Items:

□ □ □

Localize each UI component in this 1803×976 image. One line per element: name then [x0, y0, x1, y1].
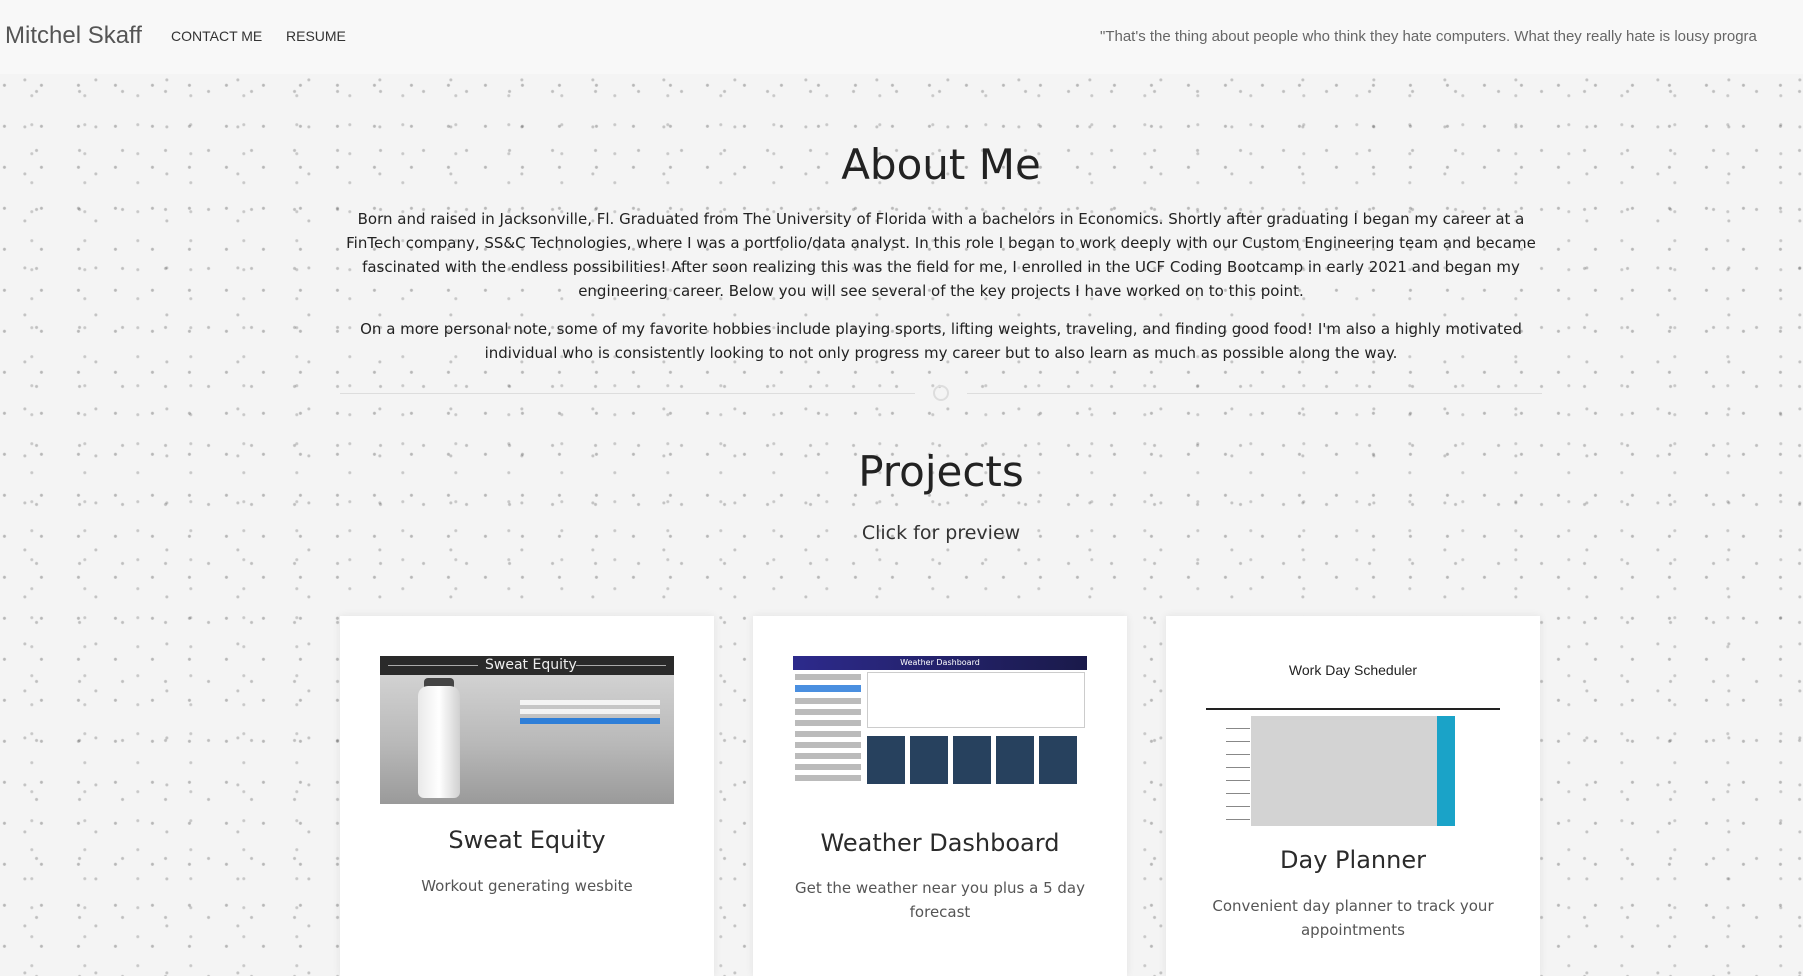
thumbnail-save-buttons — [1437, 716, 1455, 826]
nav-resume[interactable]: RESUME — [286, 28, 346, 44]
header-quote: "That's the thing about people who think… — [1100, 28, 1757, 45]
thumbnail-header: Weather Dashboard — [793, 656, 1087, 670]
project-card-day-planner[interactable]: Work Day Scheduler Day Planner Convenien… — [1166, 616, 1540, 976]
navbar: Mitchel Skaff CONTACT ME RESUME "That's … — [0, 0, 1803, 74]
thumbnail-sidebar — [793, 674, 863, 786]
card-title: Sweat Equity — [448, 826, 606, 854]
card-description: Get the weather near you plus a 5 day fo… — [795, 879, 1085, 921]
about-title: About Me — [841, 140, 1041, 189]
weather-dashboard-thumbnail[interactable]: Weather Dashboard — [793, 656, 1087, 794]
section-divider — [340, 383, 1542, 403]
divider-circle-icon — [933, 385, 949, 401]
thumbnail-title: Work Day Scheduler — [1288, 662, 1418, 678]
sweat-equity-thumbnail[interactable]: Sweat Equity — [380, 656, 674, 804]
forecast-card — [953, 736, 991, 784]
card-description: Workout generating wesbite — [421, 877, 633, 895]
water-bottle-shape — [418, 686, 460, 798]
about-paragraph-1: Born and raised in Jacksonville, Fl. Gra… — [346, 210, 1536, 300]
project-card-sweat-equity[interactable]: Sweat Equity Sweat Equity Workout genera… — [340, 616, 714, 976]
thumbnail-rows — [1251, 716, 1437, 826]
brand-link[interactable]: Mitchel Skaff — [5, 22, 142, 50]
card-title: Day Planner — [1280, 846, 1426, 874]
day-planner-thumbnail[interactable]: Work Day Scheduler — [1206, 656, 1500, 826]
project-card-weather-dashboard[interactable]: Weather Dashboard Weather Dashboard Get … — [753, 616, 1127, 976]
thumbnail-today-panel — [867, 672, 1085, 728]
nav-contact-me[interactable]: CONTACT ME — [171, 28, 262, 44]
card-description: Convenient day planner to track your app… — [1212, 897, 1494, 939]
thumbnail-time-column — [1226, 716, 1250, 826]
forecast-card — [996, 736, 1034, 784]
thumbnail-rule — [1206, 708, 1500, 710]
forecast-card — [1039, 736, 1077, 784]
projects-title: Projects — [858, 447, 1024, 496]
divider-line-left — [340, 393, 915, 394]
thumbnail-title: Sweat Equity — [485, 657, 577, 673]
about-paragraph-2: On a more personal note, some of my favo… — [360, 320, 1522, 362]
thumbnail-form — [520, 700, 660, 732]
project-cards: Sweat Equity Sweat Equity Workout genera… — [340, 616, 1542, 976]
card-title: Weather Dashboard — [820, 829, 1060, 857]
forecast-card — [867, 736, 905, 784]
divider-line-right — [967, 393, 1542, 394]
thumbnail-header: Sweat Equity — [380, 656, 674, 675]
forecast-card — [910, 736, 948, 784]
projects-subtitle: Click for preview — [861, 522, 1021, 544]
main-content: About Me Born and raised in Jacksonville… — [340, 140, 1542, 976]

□ □ □

What is needed: Write out every line of the records above word for word, leaving out the pictures.

Solved problem:
Localize each UI component in this 1803×976 image. One line per element: name then [x0, y0, x1, y1].
thumbnail-save-buttons — [1437, 716, 1455, 826]
nav-resume[interactable]: RESUME — [286, 28, 346, 44]
header-quote: "That's the thing about people who think… — [1100, 28, 1757, 45]
thumbnail-header: Weather Dashboard — [793, 656, 1087, 670]
project-card-day-planner[interactable]: Work Day Scheduler Day Planner Convenien… — [1166, 616, 1540, 976]
navbar: Mitchel Skaff CONTACT ME RESUME "That's … — [0, 0, 1803, 74]
thumbnail-sidebar — [793, 674, 863, 786]
card-title: Sweat Equity — [448, 826, 606, 854]
card-description: Get the weather near you plus a 5 day fo… — [795, 879, 1085, 921]
about-title: About Me — [841, 140, 1041, 189]
weather-dashboard-thumbnail[interactable]: Weather Dashboard — [793, 656, 1087, 794]
section-divider — [340, 383, 1542, 403]
divider-circle-icon — [933, 385, 949, 401]
thumbnail-title: Work Day Scheduler — [1288, 662, 1418, 678]
sweat-equity-thumbnail[interactable]: Sweat Equity — [380, 656, 674, 804]
forecast-card — [953, 736, 991, 784]
card-description: Workout generating wesbite — [421, 877, 633, 895]
water-bottle-shape — [418, 686, 460, 798]
about-paragraph-1: Born and raised in Jacksonville, Fl. Gra… — [346, 210, 1536, 300]
project-card-sweat-equity[interactable]: Sweat Equity Sweat Equity Workout genera… — [340, 616, 714, 976]
thumbnail-rows — [1251, 716, 1437, 826]
brand-link[interactable]: Mitchel Skaff — [5, 22, 142, 50]
card-title: Day Planner — [1280, 846, 1426, 874]
day-planner-thumbnail[interactable]: Work Day Scheduler — [1206, 656, 1500, 826]
project-card-weather-dashboard[interactable]: Weather Dashboard Weather Dashboard Get … — [753, 616, 1127, 976]
thumbnail-today-panel — [867, 672, 1085, 728]
nav-contact-me[interactable]: CONTACT ME — [171, 28, 262, 44]
card-description: Convenient day planner to track your app… — [1212, 897, 1494, 939]
thumbnail-time-column — [1226, 716, 1250, 826]
forecast-card — [996, 736, 1034, 784]
thumbnail-rule — [1206, 708, 1500, 710]
forecast-card — [1039, 736, 1077, 784]
projects-title: Projects — [858, 447, 1024, 496]
divider-line-left — [340, 393, 915, 394]
thumbnail-title: Sweat Equity — [485, 657, 577, 673]
about-paragraph-2: On a more personal note, some of my favo… — [360, 320, 1522, 362]
thumbnail-form — [520, 700, 660, 732]
project-cards: Sweat Equity Sweat Equity Workout genera… — [340, 616, 1542, 976]
card-title: Weather Dashboard — [820, 829, 1060, 857]
forecast-card — [867, 736, 905, 784]
divider-line-right — [967, 393, 1542, 394]
thumbnail-header: Sweat Equity — [380, 656, 674, 675]
forecast-card — [910, 736, 948, 784]
projects-subtitle: Click for preview — [861, 522, 1021, 544]
main-content: About Me Born and raised in Jacksonville… — [340, 140, 1542, 976]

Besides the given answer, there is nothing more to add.